** Begin Task data **

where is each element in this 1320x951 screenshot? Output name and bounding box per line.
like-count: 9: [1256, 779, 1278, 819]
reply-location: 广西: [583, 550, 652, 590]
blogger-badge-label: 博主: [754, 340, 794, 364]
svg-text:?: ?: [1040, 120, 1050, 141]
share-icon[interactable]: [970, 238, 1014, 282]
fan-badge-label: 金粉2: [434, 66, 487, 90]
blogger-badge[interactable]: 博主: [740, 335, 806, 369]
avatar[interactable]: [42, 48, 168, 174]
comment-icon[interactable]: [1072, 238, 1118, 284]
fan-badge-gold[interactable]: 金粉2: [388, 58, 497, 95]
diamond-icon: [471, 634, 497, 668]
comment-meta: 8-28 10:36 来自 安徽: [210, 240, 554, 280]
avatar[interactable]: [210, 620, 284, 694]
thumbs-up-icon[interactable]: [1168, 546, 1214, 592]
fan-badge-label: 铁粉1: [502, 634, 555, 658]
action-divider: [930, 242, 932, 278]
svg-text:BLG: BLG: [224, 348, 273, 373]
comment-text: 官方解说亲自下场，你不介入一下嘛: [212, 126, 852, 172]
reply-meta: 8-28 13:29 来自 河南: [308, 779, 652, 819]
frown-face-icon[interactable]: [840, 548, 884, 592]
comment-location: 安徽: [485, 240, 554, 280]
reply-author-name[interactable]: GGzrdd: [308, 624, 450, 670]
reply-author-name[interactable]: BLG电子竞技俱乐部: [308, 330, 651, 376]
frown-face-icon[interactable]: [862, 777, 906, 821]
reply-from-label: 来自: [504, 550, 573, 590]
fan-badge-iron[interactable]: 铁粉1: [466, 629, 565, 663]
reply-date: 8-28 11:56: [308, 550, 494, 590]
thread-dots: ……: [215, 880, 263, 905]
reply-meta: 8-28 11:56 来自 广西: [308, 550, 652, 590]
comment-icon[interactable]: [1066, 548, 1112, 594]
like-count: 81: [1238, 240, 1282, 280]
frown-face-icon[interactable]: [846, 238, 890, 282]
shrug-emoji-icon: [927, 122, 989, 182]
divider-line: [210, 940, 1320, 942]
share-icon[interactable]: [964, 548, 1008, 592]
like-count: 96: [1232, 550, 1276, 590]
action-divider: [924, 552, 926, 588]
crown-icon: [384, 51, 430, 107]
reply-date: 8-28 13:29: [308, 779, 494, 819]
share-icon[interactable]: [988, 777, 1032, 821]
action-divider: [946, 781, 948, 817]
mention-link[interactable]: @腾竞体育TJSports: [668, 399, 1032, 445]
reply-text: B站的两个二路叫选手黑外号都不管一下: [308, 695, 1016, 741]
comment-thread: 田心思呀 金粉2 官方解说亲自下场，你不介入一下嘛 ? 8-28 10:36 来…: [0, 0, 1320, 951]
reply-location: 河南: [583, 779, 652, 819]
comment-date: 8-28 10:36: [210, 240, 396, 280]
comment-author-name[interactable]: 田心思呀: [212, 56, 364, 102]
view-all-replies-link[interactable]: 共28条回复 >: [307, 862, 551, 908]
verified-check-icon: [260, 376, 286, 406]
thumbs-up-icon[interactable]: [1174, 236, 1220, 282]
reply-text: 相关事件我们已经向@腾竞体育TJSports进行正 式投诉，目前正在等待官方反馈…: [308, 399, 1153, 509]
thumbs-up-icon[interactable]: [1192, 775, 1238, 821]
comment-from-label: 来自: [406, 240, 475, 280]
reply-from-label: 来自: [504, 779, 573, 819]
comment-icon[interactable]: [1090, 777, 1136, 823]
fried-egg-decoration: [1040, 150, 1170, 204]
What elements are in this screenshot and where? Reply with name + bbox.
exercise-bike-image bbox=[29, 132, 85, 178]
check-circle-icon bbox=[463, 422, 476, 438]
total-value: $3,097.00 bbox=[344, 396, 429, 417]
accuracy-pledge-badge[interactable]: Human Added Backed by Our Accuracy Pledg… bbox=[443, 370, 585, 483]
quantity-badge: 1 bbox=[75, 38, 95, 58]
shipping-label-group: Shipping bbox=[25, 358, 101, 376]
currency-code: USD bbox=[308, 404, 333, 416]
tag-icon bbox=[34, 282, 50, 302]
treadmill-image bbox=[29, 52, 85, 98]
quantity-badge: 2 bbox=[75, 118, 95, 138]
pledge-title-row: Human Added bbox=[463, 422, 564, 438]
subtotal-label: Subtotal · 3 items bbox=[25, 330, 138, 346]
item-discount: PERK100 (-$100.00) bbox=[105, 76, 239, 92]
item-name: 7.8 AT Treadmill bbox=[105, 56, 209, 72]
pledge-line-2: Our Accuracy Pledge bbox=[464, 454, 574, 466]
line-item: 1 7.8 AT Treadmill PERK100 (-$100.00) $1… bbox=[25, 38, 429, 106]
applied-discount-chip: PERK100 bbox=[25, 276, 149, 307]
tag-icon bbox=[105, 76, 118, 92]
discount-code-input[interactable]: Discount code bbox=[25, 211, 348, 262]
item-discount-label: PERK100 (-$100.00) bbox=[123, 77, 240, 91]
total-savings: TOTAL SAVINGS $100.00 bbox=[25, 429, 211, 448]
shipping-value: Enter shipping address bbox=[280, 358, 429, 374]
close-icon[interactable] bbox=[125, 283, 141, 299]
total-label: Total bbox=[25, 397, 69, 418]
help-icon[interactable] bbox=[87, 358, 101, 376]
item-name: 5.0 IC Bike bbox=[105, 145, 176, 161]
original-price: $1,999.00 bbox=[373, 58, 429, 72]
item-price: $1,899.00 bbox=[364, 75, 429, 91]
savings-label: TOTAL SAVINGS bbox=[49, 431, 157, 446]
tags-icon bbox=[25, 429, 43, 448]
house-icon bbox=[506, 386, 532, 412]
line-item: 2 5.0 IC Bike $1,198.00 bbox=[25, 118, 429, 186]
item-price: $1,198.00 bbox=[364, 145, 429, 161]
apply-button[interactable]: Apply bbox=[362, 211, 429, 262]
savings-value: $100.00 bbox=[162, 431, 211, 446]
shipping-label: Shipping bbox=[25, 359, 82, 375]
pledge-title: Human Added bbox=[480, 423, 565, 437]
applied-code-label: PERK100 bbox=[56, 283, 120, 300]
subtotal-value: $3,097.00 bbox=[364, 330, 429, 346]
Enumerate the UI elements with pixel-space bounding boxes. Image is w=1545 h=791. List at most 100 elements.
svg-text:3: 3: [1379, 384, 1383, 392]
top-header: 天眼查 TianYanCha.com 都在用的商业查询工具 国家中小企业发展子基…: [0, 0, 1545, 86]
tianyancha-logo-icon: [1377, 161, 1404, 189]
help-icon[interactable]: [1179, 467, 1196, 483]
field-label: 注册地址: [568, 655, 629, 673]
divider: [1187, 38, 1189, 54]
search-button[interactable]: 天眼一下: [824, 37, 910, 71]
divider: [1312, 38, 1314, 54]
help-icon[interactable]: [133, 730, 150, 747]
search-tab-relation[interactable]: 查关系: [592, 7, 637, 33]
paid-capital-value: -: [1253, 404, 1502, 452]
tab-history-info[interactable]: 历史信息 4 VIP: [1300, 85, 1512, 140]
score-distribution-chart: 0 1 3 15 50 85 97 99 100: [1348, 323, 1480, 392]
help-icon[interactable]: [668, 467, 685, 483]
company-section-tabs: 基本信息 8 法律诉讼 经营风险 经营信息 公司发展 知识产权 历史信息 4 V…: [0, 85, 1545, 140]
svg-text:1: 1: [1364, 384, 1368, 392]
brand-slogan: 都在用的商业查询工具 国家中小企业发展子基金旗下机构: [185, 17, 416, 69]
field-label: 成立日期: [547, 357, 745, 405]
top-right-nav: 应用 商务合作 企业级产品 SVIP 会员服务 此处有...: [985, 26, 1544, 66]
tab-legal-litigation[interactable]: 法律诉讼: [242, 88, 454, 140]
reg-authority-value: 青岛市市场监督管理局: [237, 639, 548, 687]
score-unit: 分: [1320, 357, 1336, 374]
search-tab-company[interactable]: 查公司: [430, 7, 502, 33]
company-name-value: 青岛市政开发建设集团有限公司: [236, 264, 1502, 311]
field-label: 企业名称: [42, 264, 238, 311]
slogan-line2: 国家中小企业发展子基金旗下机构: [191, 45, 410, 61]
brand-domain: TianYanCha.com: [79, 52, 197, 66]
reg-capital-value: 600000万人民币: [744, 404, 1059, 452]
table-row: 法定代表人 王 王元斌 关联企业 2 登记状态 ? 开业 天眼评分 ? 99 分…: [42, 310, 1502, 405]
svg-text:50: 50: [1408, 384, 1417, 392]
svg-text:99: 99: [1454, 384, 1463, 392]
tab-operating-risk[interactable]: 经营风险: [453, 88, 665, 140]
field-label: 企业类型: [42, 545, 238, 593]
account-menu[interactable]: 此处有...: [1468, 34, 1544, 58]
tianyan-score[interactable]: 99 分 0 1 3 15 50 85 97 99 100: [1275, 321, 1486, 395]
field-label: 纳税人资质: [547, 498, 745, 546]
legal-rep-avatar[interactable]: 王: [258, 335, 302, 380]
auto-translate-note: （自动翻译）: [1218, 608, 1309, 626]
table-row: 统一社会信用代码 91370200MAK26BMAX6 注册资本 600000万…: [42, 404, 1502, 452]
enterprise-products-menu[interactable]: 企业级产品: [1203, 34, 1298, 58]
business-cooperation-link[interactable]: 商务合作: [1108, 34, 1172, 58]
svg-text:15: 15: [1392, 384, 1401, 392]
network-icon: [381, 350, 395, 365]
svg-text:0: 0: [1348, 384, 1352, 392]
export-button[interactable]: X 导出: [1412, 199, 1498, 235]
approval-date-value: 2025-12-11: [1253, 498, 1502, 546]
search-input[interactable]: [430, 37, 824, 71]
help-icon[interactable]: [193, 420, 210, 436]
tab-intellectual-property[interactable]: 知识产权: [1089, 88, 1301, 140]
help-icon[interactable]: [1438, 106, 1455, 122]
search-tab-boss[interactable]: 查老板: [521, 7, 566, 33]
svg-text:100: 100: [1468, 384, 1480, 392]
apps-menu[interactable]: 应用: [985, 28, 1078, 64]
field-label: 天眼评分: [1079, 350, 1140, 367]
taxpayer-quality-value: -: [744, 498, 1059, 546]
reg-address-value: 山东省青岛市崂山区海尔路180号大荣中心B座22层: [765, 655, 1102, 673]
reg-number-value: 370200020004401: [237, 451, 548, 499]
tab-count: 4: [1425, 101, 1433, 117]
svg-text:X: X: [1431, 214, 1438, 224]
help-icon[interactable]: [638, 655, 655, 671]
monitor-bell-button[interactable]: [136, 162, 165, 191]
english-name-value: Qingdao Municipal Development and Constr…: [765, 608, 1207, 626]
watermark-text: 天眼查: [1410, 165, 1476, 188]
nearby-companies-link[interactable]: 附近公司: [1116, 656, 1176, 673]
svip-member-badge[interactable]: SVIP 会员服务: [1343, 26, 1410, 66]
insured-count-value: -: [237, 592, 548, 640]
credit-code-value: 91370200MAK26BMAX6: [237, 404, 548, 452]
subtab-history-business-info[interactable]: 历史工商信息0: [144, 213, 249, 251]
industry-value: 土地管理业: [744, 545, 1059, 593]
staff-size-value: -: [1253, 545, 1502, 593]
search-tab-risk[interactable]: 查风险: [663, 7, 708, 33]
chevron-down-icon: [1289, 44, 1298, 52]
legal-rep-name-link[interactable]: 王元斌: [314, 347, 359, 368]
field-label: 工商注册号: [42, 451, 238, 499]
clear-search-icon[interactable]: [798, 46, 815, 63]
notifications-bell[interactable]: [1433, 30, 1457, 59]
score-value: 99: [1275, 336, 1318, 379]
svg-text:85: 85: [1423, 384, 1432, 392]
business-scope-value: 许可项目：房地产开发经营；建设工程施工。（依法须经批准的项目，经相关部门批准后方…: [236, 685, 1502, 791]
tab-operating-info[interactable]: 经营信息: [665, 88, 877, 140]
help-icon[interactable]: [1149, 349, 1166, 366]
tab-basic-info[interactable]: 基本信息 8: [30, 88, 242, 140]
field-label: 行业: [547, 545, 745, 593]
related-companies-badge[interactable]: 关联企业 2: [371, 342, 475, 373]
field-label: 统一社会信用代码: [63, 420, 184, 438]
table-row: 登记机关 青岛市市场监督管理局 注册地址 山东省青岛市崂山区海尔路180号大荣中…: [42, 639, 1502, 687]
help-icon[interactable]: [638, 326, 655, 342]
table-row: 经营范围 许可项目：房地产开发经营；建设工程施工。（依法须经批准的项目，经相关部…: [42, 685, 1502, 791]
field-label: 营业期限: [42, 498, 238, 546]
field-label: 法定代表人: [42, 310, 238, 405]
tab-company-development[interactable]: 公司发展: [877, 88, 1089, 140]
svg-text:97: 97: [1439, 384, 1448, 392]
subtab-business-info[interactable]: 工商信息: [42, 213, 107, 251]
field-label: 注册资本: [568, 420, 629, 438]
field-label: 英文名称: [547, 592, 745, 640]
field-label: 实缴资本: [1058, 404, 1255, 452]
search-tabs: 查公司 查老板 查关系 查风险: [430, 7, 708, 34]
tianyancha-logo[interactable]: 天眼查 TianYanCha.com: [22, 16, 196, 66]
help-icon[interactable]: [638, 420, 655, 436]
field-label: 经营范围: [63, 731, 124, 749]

** End Task data **

**Task prompt:** Can you format the material from its first line through the line containing "reply-date: 8-28 13:29: [308, 779, 494, 819]", both included, as a JSON list of strings with one string per line and blank lines omitted?

**Worked answer:**
[
  "where is each element in this 1320x951 screenshot? Output name and bounding box per line.",
  "like-count: 9: [1256, 779, 1278, 819]",
  "reply-location: 广西: [583, 550, 652, 590]",
  "blogger-badge-label: 博主: [754, 340, 794, 364]",
  "svg-text:?: ?: [1040, 120, 1050, 141]",
  "share-icon[interactable]: [970, 238, 1014, 282]",
  "fan-badge-label: 金粉2: [434, 66, 487, 90]",
  "blogger-badge[interactable]: 博主: [740, 335, 806, 369]",
  "avatar[interactable]: [42, 48, 168, 174]",
  "comment-icon[interactable]: [1072, 238, 1118, 284]",
  "fan-badge-gold[interactable]: 金粉2: [388, 58, 497, 95]",
  "diamond-icon: [471, 634, 497, 668]",
  "comment-meta: 8-28 10:36 来自 安徽: [210, 240, 554, 280]",
  "avatar[interactable]: [210, 620, 284, 694]",
  "thumbs-up-icon[interactable]: [1168, 546, 1214, 592]",
  "fan-badge-label: 铁粉1: [502, 634, 555, 658]",
  "action-divider: [930, 242, 932, 278]",
  "svg-text:BLG: BLG: [224, 348, 273, 373]",
  "comment-text: 官方解说亲自下场，你不介入一下嘛: [212, 126, 852, 172]",
  "reply-meta: 8-28 13:29 来自 河南: [308, 779, 652, 819]",
  "frown-face-icon[interactable]: [840, 548, 884, 592]",
  "comment-location: 安徽: [485, 240, 554, 280]",
  "reply-author-name[interactable]: GGzrdd: [308, 624, 450, 670]",
  "reply-author-name[interactable]: BLG电子竞技俱乐部: [308, 330, 651, 376]",
  "frown-face-icon[interactable]: [862, 777, 906, 821]",
  "reply-from-label: 来自: [504, 550, 573, 590]",
  "fan-badge-iron[interactable]: 铁粉1: [466, 629, 565, 663]",
  "reply-date: 8-28 11:56: [308, 550, 494, 590]",
  "thread-dots: ……: [215, 880, 263, 905]",
  "reply-meta: 8-28 11:56 来自 广西: [308, 550, 652, 590]",
  "comment-icon[interactable]: [1066, 548, 1112, 594]",
  "like-count: 81: [1238, 240, 1282, 280]",
  "frown-face-icon[interactable]: [846, 238, 890, 282]",
  "shrug-emoji-icon: [927, 122, 989, 182]",
  "divider-line: [210, 940, 1320, 942]",
  "share-icon[interactable]: [964, 548, 1008, 592]",
  "like-count: 96: [1232, 550, 1276, 590]",
  "action-divider: [924, 552, 926, 588]",
  "crown-icon: [384, 51, 430, 107]",
  "reply-date: 8-28 13:29: [308, 779, 494, 819]"
]